====== Excerpted records ======

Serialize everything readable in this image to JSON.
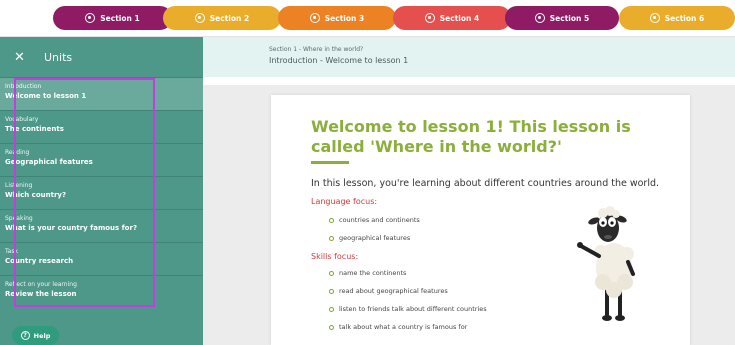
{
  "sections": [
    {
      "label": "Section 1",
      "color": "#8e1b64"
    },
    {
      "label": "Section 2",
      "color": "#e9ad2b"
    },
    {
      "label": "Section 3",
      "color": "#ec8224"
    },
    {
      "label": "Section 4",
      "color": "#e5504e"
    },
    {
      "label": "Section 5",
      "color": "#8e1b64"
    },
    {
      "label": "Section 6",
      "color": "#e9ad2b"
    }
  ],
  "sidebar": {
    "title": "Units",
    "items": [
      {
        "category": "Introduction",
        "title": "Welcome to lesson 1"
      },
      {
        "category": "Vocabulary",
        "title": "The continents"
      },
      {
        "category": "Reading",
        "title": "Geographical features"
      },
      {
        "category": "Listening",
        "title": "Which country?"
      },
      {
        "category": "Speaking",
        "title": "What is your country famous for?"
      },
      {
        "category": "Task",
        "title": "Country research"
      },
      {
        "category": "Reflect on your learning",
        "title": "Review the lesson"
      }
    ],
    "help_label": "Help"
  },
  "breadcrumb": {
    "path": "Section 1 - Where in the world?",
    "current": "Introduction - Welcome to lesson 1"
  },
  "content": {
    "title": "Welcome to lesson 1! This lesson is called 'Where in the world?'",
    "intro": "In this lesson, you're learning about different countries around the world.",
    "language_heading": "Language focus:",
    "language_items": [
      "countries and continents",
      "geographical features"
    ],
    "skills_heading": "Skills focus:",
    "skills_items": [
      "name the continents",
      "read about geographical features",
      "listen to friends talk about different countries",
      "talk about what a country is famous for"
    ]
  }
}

======
====== Excerpted records ======

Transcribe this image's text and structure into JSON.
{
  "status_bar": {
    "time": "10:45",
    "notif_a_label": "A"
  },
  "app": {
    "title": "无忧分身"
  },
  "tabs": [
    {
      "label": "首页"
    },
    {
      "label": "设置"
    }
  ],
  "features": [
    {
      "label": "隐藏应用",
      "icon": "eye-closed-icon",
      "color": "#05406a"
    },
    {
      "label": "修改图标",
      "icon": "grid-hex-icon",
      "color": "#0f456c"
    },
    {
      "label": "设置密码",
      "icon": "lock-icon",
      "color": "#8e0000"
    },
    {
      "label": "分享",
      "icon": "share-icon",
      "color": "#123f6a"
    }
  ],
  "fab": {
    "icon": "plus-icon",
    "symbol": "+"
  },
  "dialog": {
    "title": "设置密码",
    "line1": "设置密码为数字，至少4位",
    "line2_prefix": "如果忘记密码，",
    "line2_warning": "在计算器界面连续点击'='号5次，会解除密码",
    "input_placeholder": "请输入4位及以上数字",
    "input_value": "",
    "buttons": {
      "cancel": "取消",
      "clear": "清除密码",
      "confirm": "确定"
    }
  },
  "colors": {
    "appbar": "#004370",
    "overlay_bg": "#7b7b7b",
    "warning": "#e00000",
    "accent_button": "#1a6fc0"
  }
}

======
====== Excerpted records ======

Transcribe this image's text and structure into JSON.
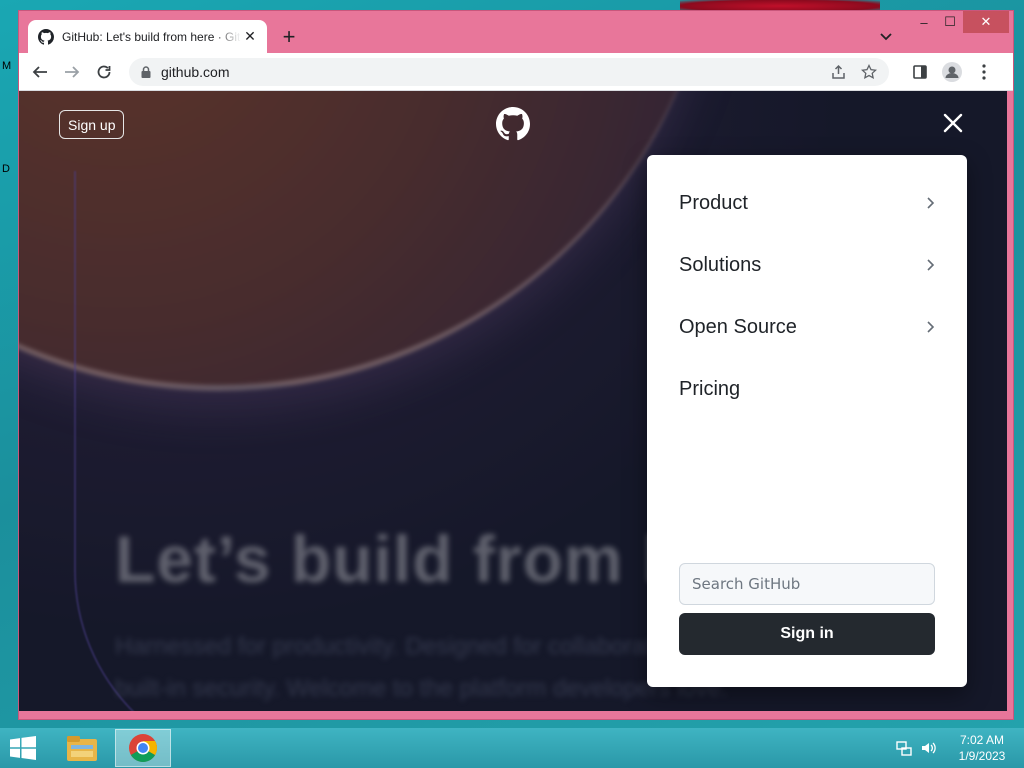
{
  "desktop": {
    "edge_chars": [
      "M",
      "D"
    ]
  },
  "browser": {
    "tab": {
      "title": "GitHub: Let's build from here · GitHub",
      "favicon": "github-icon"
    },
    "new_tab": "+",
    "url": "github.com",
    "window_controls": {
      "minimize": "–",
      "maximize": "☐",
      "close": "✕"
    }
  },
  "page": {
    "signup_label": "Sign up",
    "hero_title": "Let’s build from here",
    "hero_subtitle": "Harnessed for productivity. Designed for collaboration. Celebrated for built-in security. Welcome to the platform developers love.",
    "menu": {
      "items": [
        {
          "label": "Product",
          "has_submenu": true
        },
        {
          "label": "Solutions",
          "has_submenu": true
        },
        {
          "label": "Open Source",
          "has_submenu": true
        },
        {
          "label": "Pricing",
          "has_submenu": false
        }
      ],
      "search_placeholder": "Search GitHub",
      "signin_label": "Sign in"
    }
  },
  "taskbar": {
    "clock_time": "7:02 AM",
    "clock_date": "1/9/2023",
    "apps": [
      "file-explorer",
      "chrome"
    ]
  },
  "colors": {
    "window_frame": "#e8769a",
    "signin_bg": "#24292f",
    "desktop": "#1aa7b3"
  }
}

======

=== Work to be completed ===
From the entries above, copy every line where the word "build" shows up.

=== Response below ===
      "title": "GitHub: Let's build from here · GitHub",
    "hero_title": "Let’s build from here",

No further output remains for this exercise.